● WORK INSTRUCTIONS
Write each line out exactly, leaving none out.

>> begin EXERCISE INPUTS

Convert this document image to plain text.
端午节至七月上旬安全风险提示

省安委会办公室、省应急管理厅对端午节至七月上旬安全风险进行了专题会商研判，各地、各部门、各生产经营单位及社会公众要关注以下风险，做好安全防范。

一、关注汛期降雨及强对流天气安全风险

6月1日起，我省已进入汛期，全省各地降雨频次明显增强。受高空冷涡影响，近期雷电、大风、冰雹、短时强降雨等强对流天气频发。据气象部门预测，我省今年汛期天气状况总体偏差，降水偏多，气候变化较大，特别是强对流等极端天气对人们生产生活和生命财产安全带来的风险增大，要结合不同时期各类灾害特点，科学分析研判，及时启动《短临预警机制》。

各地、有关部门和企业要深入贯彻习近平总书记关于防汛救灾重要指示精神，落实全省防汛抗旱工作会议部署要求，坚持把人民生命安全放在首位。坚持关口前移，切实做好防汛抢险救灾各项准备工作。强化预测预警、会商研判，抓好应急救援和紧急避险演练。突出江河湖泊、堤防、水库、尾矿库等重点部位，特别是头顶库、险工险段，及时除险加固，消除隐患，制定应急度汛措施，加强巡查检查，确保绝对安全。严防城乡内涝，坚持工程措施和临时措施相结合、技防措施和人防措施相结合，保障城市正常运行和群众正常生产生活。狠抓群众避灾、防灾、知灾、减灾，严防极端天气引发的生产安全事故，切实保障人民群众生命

>> end EXERCISE INPUTS

● FINAL RESULT
Convert this document image to plain text.
端午节至七月上旬安全风险提示

省安委会办公室、省应急管理厅对端午节至七月上旬安全风险进行了专题会商研判，各地、各部门、各生产经营单位及社会公众要关注以下风险，做好安全防范。

一、关注汛期降雨及强对流天气安全风险

6月1日起，我省已进入汛期，全省各地降雨频次明显增强。受高空冷涡影响，近期雷电、大风、冰雹、短时强降雨等强对流天气频发。据气象部门预测，我省今年汛期天气状况总体偏差，降水偏多，气候变化较大，特别是强对流等极端天气对人们生产生活和生命财产安全带来的风险增大，要结合不同时期各类灾害特点，科学分析研判，及时启动《短临预警机制》。

各地、有关部门和企业要深入贯彻习近平总书记关于防汛救灾重要指示精神，落实全省防汛抗旱工作会议部署要求，坚持把人民生命安全放在首位。坚持关口前移，切实做好防汛抢险救灾各项准备工作。强化预测预警、会商研判，抓好应急救援和紧急避险演练。突出江河湖泊、堤防、水库、尾矿库等重点部位，特别是头顶库、险工险段，及时除险加固，消除隐患，制定应急度汛措施，加强巡查检查，确保绝对安全。严防城乡内涝，坚持工程措施和临时措施相结合、技防措施和人防措施相结合，保障城市正常运行和群众正常生产生活。狠抓群众避灾、防灾、知灾、减灾，严防极端天气引发的生产安全事故，切实保障人民群众生命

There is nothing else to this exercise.